Records about charts and figures
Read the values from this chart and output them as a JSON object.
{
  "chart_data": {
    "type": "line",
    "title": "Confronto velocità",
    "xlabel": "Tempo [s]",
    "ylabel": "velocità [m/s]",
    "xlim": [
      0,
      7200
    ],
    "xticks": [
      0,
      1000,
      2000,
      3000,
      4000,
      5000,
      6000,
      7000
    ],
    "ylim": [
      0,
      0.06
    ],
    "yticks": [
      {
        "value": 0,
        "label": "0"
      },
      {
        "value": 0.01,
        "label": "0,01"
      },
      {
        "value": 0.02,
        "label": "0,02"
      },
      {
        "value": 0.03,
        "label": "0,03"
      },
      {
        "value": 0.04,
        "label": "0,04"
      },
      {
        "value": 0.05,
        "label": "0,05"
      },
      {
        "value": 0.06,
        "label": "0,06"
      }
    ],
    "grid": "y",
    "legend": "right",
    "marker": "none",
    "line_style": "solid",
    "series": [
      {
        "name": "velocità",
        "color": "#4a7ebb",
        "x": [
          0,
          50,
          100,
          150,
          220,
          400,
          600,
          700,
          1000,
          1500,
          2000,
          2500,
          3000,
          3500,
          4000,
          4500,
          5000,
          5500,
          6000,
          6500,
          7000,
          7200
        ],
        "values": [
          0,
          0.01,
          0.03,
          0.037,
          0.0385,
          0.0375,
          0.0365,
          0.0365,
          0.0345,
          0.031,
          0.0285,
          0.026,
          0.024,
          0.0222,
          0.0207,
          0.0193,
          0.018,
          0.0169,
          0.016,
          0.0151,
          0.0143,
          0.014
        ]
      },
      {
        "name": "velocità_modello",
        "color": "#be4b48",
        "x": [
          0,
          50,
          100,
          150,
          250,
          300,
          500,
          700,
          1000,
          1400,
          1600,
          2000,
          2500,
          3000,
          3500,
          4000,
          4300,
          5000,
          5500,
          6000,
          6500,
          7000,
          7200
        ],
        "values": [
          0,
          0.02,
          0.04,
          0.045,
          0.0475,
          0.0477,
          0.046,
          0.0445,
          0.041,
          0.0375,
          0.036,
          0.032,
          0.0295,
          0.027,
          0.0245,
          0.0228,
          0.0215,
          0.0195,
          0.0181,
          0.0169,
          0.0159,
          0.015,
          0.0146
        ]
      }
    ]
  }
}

▶ TASK INSTRUCTIONS: Output the whole listing above again, word for word.

▶ OUTPUT:
Read the values from this chart and output them as a JSON object.
{
  "chart_data": {
    "type": "line",
    "title": "Confronto velocità",
    "xlabel": "Tempo [s]",
    "ylabel": "velocità [m/s]",
    "xlim": [
      0,
      7200
    ],
    "xticks": [
      0,
      1000,
      2000,
      3000,
      4000,
      5000,
      6000,
      7000
    ],
    "ylim": [
      0,
      0.06
    ],
    "yticks": [
      {
        "value": 0,
        "label": "0"
      },
      {
        "value": 0.01,
        "label": "0,01"
      },
      {
        "value": 0.02,
        "label": "0,02"
      },
      {
        "value": 0.03,
        "label": "0,03"
      },
      {
        "value": 0.04,
        "label": "0,04"
      },
      {
        "value": 0.05,
        "label": "0,05"
      },
      {
        "value": 0.06,
        "label": "0,06"
      }
    ],
    "grid": "y",
    "legend": "right",
    "marker": "none",
    "line_style": "solid",
    "series": [
      {
        "name": "velocità",
        "color": "#4a7ebb",
        "x": [
          0,
          50,
          100,
          150,
          220,
          400,
          600,
          700,
          1000,
          1500,
          2000,
          2500,
          3000,
          3500,
          4000,
          4500,
          5000,
          5500,
          6000,
          6500,
          7000,
          7200
        ],
        "values": [
          0,
          0.01,
          0.03,
          0.037,
          0.0385,
          0.0375,
          0.0365,
          0.0365,
          0.0345,
          0.031,
          0.0285,
          0.026,
          0.024,
          0.0222,
          0.0207,
          0.0193,
          0.018,
          0.0169,
          0.016,
          0.0151,
          0.0143,
          0.014
        ]
      },
      {
        "name": "velocità_modello",
        "color": "#be4b48",
        "x": [
          0,
          50,
          100,
          150,
          250,
          300,
          500,
          700,
          1000,
          1400,
          1600,
          2000,
          2500,
          3000,
          3500,
          4000,
          4300,
          5000,
          5500,
          6000,
          6500,
          7000,
          7200
        ],
        "values": [
          0,
          0.02,
          0.04,
          0.045,
          0.0475,
          0.0477,
          0.046,
          0.0445,
          0.041,
          0.0375,
          0.036,
          0.032,
          0.0295,
          0.027,
          0.0245,
          0.0228,
          0.0215,
          0.0195,
          0.0181,
          0.0169,
          0.0159,
          0.015,
          0.0146
        ]
      }
    ]
  }
}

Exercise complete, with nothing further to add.